------ TASK DATA ------
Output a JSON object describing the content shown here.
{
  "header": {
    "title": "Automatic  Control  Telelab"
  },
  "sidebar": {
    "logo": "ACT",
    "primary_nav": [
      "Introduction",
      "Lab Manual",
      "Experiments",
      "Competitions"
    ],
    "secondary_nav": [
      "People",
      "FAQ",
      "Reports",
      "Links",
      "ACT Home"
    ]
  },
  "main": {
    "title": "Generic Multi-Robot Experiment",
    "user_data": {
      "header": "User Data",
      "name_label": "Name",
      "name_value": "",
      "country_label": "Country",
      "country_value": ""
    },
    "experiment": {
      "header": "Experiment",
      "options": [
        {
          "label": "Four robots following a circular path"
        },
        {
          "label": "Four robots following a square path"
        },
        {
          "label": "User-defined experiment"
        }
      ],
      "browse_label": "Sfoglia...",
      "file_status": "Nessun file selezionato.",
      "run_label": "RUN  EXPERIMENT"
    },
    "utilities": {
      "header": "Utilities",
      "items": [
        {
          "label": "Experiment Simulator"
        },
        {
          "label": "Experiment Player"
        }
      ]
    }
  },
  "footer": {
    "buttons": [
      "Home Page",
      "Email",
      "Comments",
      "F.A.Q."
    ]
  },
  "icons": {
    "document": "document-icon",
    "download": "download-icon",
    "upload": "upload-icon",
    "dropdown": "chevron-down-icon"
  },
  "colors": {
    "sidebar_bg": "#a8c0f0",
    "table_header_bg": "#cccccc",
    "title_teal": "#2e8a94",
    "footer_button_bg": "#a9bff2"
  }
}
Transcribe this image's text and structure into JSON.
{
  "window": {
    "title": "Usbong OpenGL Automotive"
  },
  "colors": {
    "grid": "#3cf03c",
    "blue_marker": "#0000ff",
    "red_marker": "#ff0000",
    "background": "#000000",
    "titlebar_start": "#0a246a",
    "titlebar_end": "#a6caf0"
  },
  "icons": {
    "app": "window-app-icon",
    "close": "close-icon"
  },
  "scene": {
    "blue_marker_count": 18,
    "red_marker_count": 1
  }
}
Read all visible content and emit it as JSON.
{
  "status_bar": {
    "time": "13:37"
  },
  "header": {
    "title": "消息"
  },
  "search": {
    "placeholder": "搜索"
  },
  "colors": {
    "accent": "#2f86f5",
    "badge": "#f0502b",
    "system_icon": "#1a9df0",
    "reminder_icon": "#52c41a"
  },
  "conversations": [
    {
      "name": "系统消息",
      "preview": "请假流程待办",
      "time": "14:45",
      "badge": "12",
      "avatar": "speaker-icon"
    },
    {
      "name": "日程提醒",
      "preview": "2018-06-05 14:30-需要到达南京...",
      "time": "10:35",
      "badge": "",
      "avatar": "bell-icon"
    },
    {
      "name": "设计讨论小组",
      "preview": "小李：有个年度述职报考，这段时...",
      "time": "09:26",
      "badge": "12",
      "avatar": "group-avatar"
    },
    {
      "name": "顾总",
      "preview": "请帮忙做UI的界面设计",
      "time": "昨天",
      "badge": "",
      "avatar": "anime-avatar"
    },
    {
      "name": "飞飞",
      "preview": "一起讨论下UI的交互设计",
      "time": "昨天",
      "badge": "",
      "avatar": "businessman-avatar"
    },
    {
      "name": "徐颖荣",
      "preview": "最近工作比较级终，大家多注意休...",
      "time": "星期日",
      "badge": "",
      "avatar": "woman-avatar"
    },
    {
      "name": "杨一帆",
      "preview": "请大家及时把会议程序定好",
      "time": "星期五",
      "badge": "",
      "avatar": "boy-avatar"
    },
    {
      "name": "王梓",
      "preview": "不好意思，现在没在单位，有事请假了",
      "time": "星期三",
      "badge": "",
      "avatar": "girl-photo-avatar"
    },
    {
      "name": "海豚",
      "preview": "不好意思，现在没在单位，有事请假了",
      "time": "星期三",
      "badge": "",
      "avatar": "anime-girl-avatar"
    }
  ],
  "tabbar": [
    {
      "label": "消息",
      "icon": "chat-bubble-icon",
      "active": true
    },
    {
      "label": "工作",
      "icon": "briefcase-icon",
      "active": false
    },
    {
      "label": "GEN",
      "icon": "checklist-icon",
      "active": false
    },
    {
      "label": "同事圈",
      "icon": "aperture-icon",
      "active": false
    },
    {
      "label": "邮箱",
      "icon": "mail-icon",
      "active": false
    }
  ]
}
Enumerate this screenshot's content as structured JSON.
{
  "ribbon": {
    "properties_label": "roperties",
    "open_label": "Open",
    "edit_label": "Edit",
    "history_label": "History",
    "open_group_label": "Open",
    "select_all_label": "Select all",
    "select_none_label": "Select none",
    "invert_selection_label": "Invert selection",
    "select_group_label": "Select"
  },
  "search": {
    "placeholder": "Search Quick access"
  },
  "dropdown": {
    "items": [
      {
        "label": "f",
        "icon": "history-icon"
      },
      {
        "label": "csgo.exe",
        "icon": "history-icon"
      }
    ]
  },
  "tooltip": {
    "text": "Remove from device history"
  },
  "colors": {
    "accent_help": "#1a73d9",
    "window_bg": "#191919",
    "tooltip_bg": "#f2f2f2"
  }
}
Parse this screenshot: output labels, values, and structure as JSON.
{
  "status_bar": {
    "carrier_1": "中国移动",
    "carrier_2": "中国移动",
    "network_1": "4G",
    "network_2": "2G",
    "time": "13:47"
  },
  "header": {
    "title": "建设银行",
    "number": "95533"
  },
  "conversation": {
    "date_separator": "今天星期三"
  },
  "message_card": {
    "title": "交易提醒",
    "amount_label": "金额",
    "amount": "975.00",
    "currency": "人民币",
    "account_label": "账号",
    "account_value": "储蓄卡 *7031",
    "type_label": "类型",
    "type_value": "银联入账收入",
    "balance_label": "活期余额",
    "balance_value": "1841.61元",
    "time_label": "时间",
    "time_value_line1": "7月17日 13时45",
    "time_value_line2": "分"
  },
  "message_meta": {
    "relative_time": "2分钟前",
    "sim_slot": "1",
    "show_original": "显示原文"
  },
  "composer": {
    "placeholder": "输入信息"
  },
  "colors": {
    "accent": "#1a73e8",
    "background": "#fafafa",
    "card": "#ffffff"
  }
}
------
* [PROBLEM STATEMENT] Quote every record above exactly.

* [RESULT OF THIS EXERCISE]
Output a JSON object describing the content shown here.
{
  "header": {
    "title": "Automatic  Control  Telelab"
  },
  "sidebar": {
    "logo": "ACT",
    "primary_nav": [
      "Introduction",
      "Lab Manual",
      "Experiments",
      "Competitions"
    ],
    "secondary_nav": [
      "People",
      "FAQ",
      "Reports",
      "Links",
      "ACT Home"
    ]
  },
  "main": {
    "title": "Generic Multi-Robot Experiment",
    "user_data": {
      "header": "User Data",
      "name_label": "Name",
      "name_value": "",
      "country_label": "Country",
      "country_value": ""
    },
    "experiment": {
      "header": "Experiment",
      "options": [
        {
          "label": "Four robots following a circular path"
        },
        {
          "label": "Four robots following a square path"
        },
        {
          "label": "User-defined experiment"
        }
      ],
      "browse_label": "Sfoglia...",
      "file_status": "Nessun file selezionato.",
      "run_label": "RUN  EXPERIMENT"
    },
    "utilities": {
      "header": "Utilities",
      "items": [
        {
          "label": "Experiment Simulator"
        },
        {
          "label": "Experiment Player"
        }
      ]
    }
  },
  "footer": {
    "buttons": [
      "Home Page",
      "Email",
      "Comments",
      "F.A.Q."
    ]
  },
  "icons": {
    "document": "document-icon",
    "download": "download-icon",
    "upload": "upload-icon",
    "dropdown": "chevron-down-icon"
  },
  "colors": {
    "sidebar_bg": "#a8c0f0",
    "table_header_bg": "#cccccc",
    "title_teal": "#2e8a94",
    "footer_button_bg": "#a9bff2"
  }
}
Transcribe this image's text and structure into JSON.
{
  "window": {
    "title": "Usbong OpenGL Automotive"
  },
  "colors": {
    "grid": "#3cf03c",
    "blue_marker": "#0000ff",
    "red_marker": "#ff0000",
    "background": "#000000",
    "titlebar_start": "#0a246a",
    "titlebar_end": "#a6caf0"
  },
  "icons": {
    "app": "window-app-icon",
    "close": "close-icon"
  },
  "scene": {
    "blue_marker_count": 18,
    "red_marker_count": 1
  }
}
Read all visible content and emit it as JSON.
{
  "status_bar": {
    "time": "13:37"
  },
  "header": {
    "title": "消息"
  },
  "search": {
    "placeholder": "搜索"
  },
  "colors": {
    "accent": "#2f86f5",
    "badge": "#f0502b",
    "system_icon": "#1a9df0",
    "reminder_icon": "#52c41a"
  },
  "conversations": [
    {
      "name": "系统消息",
      "preview": "请假流程待办",
      "time": "14:45",
      "badge": "12",
      "avatar": "speaker-icon"
    },
    {
      "name": "日程提醒",
      "preview": "2018-06-05 14:30-需要到达南京...",
      "time": "10:35",
      "badge": "",
      "avatar": "bell-icon"
    },
    {
      "name": "设计讨论小组",
      "preview": "小李：有个年度述职报考，这段时...",
      "time": "09:26",
      "badge": "12",
      "avatar": "group-avatar"
    },
    {
      "name": "顾总",
      "preview": "请帮忙做UI的界面设计",
      "time": "昨天",
      "badge": "",
      "avatar": "anime-avatar"
    },
    {
      "name": "飞飞",
      "preview": "一起讨论下UI的交互设计",
      "time": "昨天",
      "badge": "",
      "avatar": "businessman-avatar"
    },
    {
      "name": "徐颖荣",
      "preview": "最近工作比较级终，大家多注意休...",
      "time": "星期日",
      "badge": "",
      "avatar": "woman-avatar"
    },
    {
      "name": "杨一帆",
      "preview": "请大家及时把会议程序定好",
      "time": "星期五",
      "badge": "",
      "avatar": "boy-avatar"
    },
    {
      "name": "王梓",
      "preview": "不好意思，现在没在单位，有事请假了",
      "time": "星期三",
      "badge": "",
      "avatar": "girl-photo-avatar"
    },
    {
      "name": "海豚",
      "preview": "不好意思，现在没在单位，有事请假了",
      "time": "星期三",
      "badge": "",
      "avatar": "anime-girl-avatar"
    }
  ],
  "tabbar": [
    {
      "label": "消息",
      "icon": "chat-bubble-icon",
      "active": true
    },
    {
      "label": "工作",
      "icon": "briefcase-icon",
      "active": false
    },
    {
      "label": "GEN",
      "icon": "checklist-icon",
      "active": false
    },
    {
      "label": "同事圈",
      "icon": "aperture-icon",
      "active": false
    },
    {
      "label": "邮箱",
      "icon": "mail-icon",
      "active": false
    }
  ]
}
Enumerate this screenshot's content as structured JSON.
{
  "ribbon": {
    "properties_label": "roperties",
    "open_label": "Open",
    "edit_label": "Edit",
    "history_label": "History",
    "open_group_label": "Open",
    "select_all_label": "Select all",
    "select_none_label": "Select none",
    "invert_selection_label": "Invert selection",
    "select_group_label": "Select"
  },
  "search": {
    "placeholder": "Search Quick access"
  },
  "dropdown": {
    "items": [
      {
        "label": "f",
        "icon": "history-icon"
      },
      {
        "label": "csgo.exe",
        "icon": "history-icon"
      }
    ]
  },
  "tooltip": {
    "text": "Remove from device history"
  },
  "colors": {
    "accent_help": "#1a73d9",
    "window_bg": "#191919",
    "tooltip_bg": "#f2f2f2"
  }
}
Parse this screenshot: output labels, values, and structure as JSON.
{
  "status_bar": {
    "carrier_1": "中国移动",
    "carrier_2": "中国移动",
    "network_1": "4G",
    "network_2": "2G",
    "time": "13:47"
  },
  "header": {
    "title": "建设银行",
    "number": "95533"
  },
  "conversation": {
    "date_separator": "今天星期三"
  },
  "message_card": {
    "title": "交易提醒",
    "amount_label": "金额",
    "amount": "975.00",
    "currency": "人民币",
    "account_label": "账号",
    "account_value": "储蓄卡 *7031",
    "type_label": "类型",
    "type_value": "银联入账收入",
    "balance_label": "活期余额",
    "balance_value": "1841.61元",
    "time_label": "时间",
    "time_value_line1": "7月17日 13时45",
    "time_value_line2": "分"
  },
  "message_meta": {
    "relative_time": "2分钟前",
    "sim_slot": "1",
    "show_original": "显示原文"
  },
  "composer": {
    "placeholder": "输入信息"
  },
  "colors": {
    "accent": "#1a73e8",
    "background": "#fafafa",
    "card": "#ffffff"
  }
}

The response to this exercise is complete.